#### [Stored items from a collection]
## Start

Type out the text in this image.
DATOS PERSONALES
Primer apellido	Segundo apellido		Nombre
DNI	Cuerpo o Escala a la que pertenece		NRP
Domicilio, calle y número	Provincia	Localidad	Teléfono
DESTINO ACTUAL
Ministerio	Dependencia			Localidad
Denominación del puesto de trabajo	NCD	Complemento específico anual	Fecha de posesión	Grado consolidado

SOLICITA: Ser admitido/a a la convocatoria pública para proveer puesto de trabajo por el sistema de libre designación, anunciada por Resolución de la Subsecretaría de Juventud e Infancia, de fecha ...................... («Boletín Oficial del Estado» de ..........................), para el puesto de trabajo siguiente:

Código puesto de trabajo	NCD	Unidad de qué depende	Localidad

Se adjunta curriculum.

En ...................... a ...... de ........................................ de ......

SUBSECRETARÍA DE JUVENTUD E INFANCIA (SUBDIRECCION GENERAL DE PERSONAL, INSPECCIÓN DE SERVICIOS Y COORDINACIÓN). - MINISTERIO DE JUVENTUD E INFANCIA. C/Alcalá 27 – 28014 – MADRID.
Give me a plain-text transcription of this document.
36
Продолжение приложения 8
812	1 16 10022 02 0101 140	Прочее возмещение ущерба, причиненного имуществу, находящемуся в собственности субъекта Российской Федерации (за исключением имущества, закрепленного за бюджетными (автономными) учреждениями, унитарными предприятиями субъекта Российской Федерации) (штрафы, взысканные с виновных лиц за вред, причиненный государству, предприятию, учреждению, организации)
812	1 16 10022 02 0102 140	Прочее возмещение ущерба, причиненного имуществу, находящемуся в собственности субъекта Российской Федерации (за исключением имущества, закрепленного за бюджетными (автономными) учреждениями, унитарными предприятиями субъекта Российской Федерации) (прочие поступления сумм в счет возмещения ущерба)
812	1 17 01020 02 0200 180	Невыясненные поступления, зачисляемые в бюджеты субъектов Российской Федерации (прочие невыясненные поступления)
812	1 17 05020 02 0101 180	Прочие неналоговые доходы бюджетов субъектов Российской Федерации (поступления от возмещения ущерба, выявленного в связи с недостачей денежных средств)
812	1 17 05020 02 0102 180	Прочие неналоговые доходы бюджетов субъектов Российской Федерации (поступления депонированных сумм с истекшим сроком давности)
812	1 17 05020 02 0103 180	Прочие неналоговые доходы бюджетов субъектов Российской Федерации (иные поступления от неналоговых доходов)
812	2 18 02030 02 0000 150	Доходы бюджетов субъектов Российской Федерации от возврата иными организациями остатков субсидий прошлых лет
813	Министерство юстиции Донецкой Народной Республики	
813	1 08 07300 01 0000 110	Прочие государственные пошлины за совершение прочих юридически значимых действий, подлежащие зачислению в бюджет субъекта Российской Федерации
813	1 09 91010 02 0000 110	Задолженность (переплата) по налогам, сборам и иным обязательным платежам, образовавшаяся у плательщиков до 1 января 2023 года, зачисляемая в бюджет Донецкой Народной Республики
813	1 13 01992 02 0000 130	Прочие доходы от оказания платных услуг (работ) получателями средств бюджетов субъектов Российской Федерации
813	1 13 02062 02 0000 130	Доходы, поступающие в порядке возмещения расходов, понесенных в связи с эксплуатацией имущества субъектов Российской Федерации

## End

#### [WHAT THE TASK REQUIRES]
Go through the material above line by line and copy it exactly.

#### [SOLUTION]
Type out the text in this image.
DATOS PERSONALES
Primer apellido	Segundo apellido		Nombre
DNI	Cuerpo o Escala a la que pertenece		NRP
Domicilio, calle y número	Provincia	Localidad	Teléfono
DESTINO ACTUAL
Ministerio	Dependencia			Localidad
Denominación del puesto de trabajo	NCD	Complemento específico anual	Fecha de posesión	Grado consolidado

SOLICITA: Ser admitido/a a la convocatoria pública para proveer puesto de trabajo por el sistema de libre designación, anunciada por Resolución de la Subsecretaría de Juventud e Infancia, de fecha ...................... («Boletín Oficial del Estado» de ..........................), para el puesto de trabajo siguiente:

Código puesto de trabajo	NCD	Unidad de qué depende	Localidad

Se adjunta curriculum.

En ...................... a ...... de ........................................ de ......

SUBSECRETARÍA DE JUVENTUD E INFANCIA (SUBDIRECCION GENERAL DE PERSONAL, INSPECCIÓN DE SERVICIOS Y COORDINACIÓN). - MINISTERIO DE JUVENTUD E INFANCIA. C/Alcalá 27 – 28014 – MADRID.
Give me a plain-text transcription of this document.
36
Продолжение приложения 8
812	1 16 10022 02 0101 140	Прочее возмещение ущерба, причиненного имуществу, находящемуся в собственности субъекта Российской Федерации (за исключением имущества, закрепленного за бюджетными (автономными) учреждениями, унитарными предприятиями субъекта Российской Федерации) (штрафы, взысканные с виновных лиц за вред, причиненный государству, предприятию, учреждению, организации)
812	1 16 10022 02 0102 140	Прочее возмещение ущерба, причиненного имуществу, находящемуся в собственности субъекта Российской Федерации (за исключением имущества, закрепленного за бюджетными (автономными) учреждениями, унитарными предприятиями субъекта Российской Федерации) (прочие поступления сумм в счет возмещения ущерба)
812	1 17 01020 02 0200 180	Невыясненные поступления, зачисляемые в бюджеты субъектов Российской Федерации (прочие невыясненные поступления)
812	1 17 05020 02 0101 180	Прочие неналоговые доходы бюджетов субъектов Российской Федерации (поступления от возмещения ущерба, выявленного в связи с недостачей денежных средств)
812	1 17 05020 02 0102 180	Прочие неналоговые доходы бюджетов субъектов Российской Федерации (поступления депонированных сумм с истекшим сроком давности)
812	1 17 05020 02 0103 180	Прочие неналоговые доходы бюджетов субъектов Российской Федерации (иные поступления от неналоговых доходов)
812	2 18 02030 02 0000 150	Доходы бюджетов субъектов Российской Федерации от возврата иными организациями остатков субсидий прошлых лет
813	Министерство юстиции Донецкой Народной Республики	
813	1 08 07300 01 0000 110	Прочие государственные пошлины за совершение прочих юридически значимых действий, подлежащие зачислению в бюджет субъекта Российской Федерации
813	1 09 91010 02 0000 110	Задолженность (переплата) по налогам, сборам и иным обязательным платежам, образовавшаяся у плательщиков до 1 января 2023 года, зачисляемая в бюджет Донецкой Народной Республики
813	1 13 01992 02 0000 130	Прочие доходы от оказания платных услуг (работ) получателями средств бюджетов субъектов Российской Федерации
813	1 13 02062 02 0000 130	Доходы, поступающие в порядке возмещения расходов, понесенных в связи с эксплуатацией имущества субъектов Российской Федерации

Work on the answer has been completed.